WHAT YOU WILL DO: Extract the text of every entry below exactly; leave images out.
--- START OF RECORDS SUPPLIED ---
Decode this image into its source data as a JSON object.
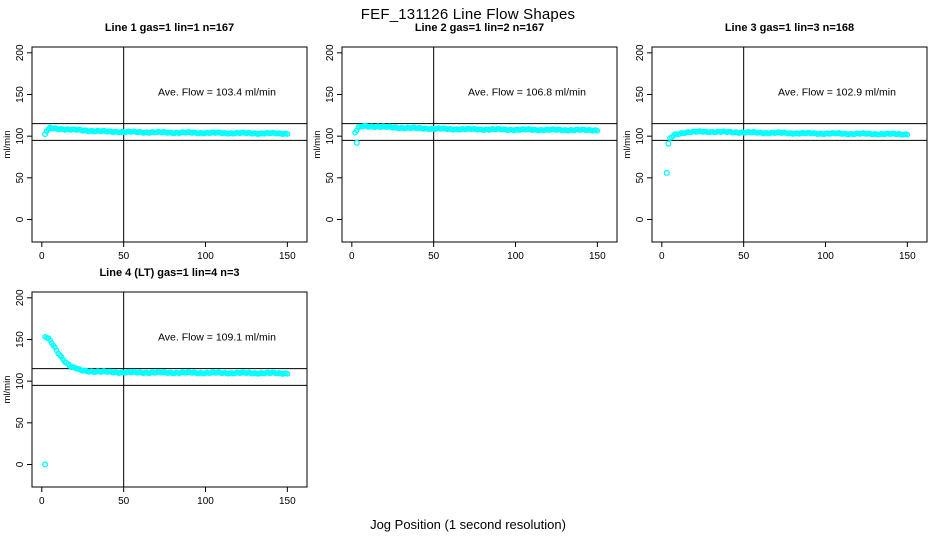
{
  "title": "FEF_131126  Line Flow Shapes",
  "xlabel": "Jog Position (1 second resolution)",
  "colors": {
    "marker": "#00FFFF",
    "axis": "#000000",
    "background": "#FFFFFF",
    "text": "#000000"
  },
  "chart_data": {
    "type": "scatter",
    "layout": "2x3 grid, 4 panels used (top row: lines 1-3, bottom-left: line 4)",
    "grid": false,
    "legend": "none",
    "marker_style": "open circle",
    "ylabel": "ml/min",
    "xticks": [
      0,
      50,
      100,
      150
    ],
    "yticks": [
      0,
      50,
      100,
      150,
      200
    ],
    "xlim": [
      -6,
      162
    ],
    "ylim": [
      -27,
      207
    ],
    "panels": [
      {
        "title": "Line 1 gas=1 lin=1 n=167",
        "gas": 1,
        "lin": 1,
        "n": 167,
        "ave_flow": 103.4,
        "annotation": "Ave. Flow =  103.4  ml/min",
        "annotation_pos": [
          107,
          149
        ],
        "vline_x": 50,
        "hlines": [
          95,
          115
        ],
        "series": {
          "name": "flow_ml_min",
          "x_range": [
            3,
            150
          ],
          "x_step": 1,
          "keypoints": [
            [
              3,
              106
            ],
            [
              5,
              109.5
            ],
            [
              10,
              109
            ],
            [
              20,
              107.5
            ],
            [
              40,
              105.5
            ],
            [
              70,
              104.5
            ],
            [
              110,
              103.8
            ],
            [
              150,
              103.2
            ]
          ]
        },
        "outliers": [
          [
            2,
            102.5
          ]
        ]
      },
      {
        "title": "Line 2 gas=1 lin=2 n=167",
        "gas": 1,
        "lin": 2,
        "n": 167,
        "ave_flow": 106.8,
        "annotation": "Ave. Flow =  106.8  ml/min",
        "annotation_pos": [
          107,
          149
        ],
        "vline_x": 50,
        "hlines": [
          95,
          115
        ],
        "series": {
          "name": "flow_ml_min",
          "x_range": [
            2,
            150
          ],
          "x_step": 1,
          "keypoints": [
            [
              2,
              104
            ],
            [
              4,
              110
            ],
            [
              7,
              112
            ],
            [
              15,
              111.5
            ],
            [
              30,
              110
            ],
            [
              60,
              108.5
            ],
            [
              100,
              107.8
            ],
            [
              150,
              107.2
            ]
          ]
        },
        "outliers": [
          [
            3,
            92
          ]
        ]
      },
      {
        "title": "Line 3 gas=1 lin=3 n=168",
        "gas": 1,
        "lin": 3,
        "n": 168,
        "ave_flow": 102.9,
        "annotation": "Ave. Flow =  102.9  ml/min",
        "annotation_pos": [
          107,
          149
        ],
        "vline_x": 50,
        "hlines": [
          95,
          115
        ],
        "series": {
          "name": "flow_ml_min",
          "x_range": [
            5,
            150
          ],
          "x_step": 1,
          "keypoints": [
            [
              5,
              97
            ],
            [
              8,
              102
            ],
            [
              14,
              104.5
            ],
            [
              25,
              105.5
            ],
            [
              50,
              104.5
            ],
            [
              90,
              103.3
            ],
            [
              150,
              102.4
            ]
          ]
        },
        "outliers": [
          [
            3,
            56
          ],
          [
            4,
            91
          ]
        ]
      },
      {
        "title": "Line 4 (LT) gas=1 lin=4 n=3",
        "gas": 1,
        "lin": 4,
        "n": 3,
        "ave_flow": 109.1,
        "annotation": "Ave. Flow =  109.1  ml/min",
        "annotation_pos": [
          107,
          149
        ],
        "vline_x": 50,
        "hlines": [
          95,
          115
        ],
        "series": {
          "name": "flow_ml_min",
          "x_range": [
            2,
            150
          ],
          "x_step": 1,
          "keypoints": [
            [
              2,
              153
            ],
            [
              4,
              151
            ],
            [
              7,
              143
            ],
            [
              10,
              134
            ],
            [
              14,
              124
            ],
            [
              18,
              117
            ],
            [
              24,
              113
            ],
            [
              32,
              111.5
            ],
            [
              50,
              110.5
            ],
            [
              100,
              110
            ],
            [
              150,
              109.5
            ]
          ]
        },
        "outliers": [
          [
            2,
            0
          ]
        ]
      }
    ]
  }
}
--- END OF RECORDS SUPPLIED ---
FULL OUTPUT:
Decode this image into its source data as a JSON object.
{
  "title": "FEF_131126  Line Flow Shapes",
  "xlabel": "Jog Position (1 second resolution)",
  "colors": {
    "marker": "#00FFFF",
    "axis": "#000000",
    "background": "#FFFFFF",
    "text": "#000000"
  },
  "chart_data": {
    "type": "scatter",
    "layout": "2x3 grid, 4 panels used (top row: lines 1-3, bottom-left: line 4)",
    "grid": false,
    "legend": "none",
    "marker_style": "open circle",
    "ylabel": "ml/min",
    "xticks": [
      0,
      50,
      100,
      150
    ],
    "yticks": [
      0,
      50,
      100,
      150,
      200
    ],
    "xlim": [
      -6,
      162
    ],
    "ylim": [
      -27,
      207
    ],
    "panels": [
      {
        "title": "Line 1 gas=1 lin=1 n=167",
        "gas": 1,
        "lin": 1,
        "n": 167,
        "ave_flow": 103.4,
        "annotation": "Ave. Flow =  103.4  ml/min",
        "annotation_pos": [
          107,
          149
        ],
        "vline_x": 50,
        "hlines": [
          95,
          115
        ],
        "series": {
          "name": "flow_ml_min",
          "x_range": [
            3,
            150
          ],
          "x_step": 1,
          "keypoints": [
            [
              3,
              106
            ],
            [
              5,
              109.5
            ],
            [
              10,
              109
            ],
            [
              20,
              107.5
            ],
            [
              40,
              105.5
            ],
            [
              70,
              104.5
            ],
            [
              110,
              103.8
            ],
            [
              150,
              103.2
            ]
          ]
        },
        "outliers": [
          [
            2,
            102.5
          ]
        ]
      },
      {
        "title": "Line 2 gas=1 lin=2 n=167",
        "gas": 1,
        "lin": 2,
        "n": 167,
        "ave_flow": 106.8,
        "annotation": "Ave. Flow =  106.8  ml/min",
        "annotation_pos": [
          107,
          149
        ],
        "vline_x": 50,
        "hlines": [
          95,
          115
        ],
        "series": {
          "name": "flow_ml_min",
          "x_range": [
            2,
            150
          ],
          "x_step": 1,
          "keypoints": [
            [
              2,
              104
            ],
            [
              4,
              110
            ],
            [
              7,
              112
            ],
            [
              15,
              111.5
            ],
            [
              30,
              110
            ],
            [
              60,
              108.5
            ],
            [
              100,
              107.8
            ],
            [
              150,
              107.2
            ]
          ]
        },
        "outliers": [
          [
            3,
            92
          ]
        ]
      },
      {
        "title": "Line 3 gas=1 lin=3 n=168",
        "gas": 1,
        "lin": 3,
        "n": 168,
        "ave_flow": 102.9,
        "annotation": "Ave. Flow =  102.9  ml/min",
        "annotation_pos": [
          107,
          149
        ],
        "vline_x": 50,
        "hlines": [
          95,
          115
        ],
        "series": {
          "name": "flow_ml_min",
          "x_range": [
            5,
            150
          ],
          "x_step": 1,
          "keypoints": [
            [
              5,
              97
            ],
            [
              8,
              102
            ],
            [
              14,
              104.5
            ],
            [
              25,
              105.5
            ],
            [
              50,
              104.5
            ],
            [
              90,
              103.3
            ],
            [
              150,
              102.4
            ]
          ]
        },
        "outliers": [
          [
            3,
            56
          ],
          [
            4,
            91
          ]
        ]
      },
      {
        "title": "Line 4 (LT) gas=1 lin=4 n=3",
        "gas": 1,
        "lin": 4,
        "n": 3,
        "ave_flow": 109.1,
        "annotation": "Ave. Flow =  109.1  ml/min",
        "annotation_pos": [
          107,
          149
        ],
        "vline_x": 50,
        "hlines": [
          95,
          115
        ],
        "series": {
          "name": "flow_ml_min",
          "x_range": [
            2,
            150
          ],
          "x_step": 1,
          "keypoints": [
            [
              2,
              153
            ],
            [
              4,
              151
            ],
            [
              7,
              143
            ],
            [
              10,
              134
            ],
            [
              14,
              124
            ],
            [
              18,
              117
            ],
            [
              24,
              113
            ],
            [
              32,
              111.5
            ],
            [
              50,
              110.5
            ],
            [
              100,
              110
            ],
            [
              150,
              109.5
            ]
          ]
        },
        "outliers": [
          [
            2,
            0
          ]
        ]
      }
    ]
  }
}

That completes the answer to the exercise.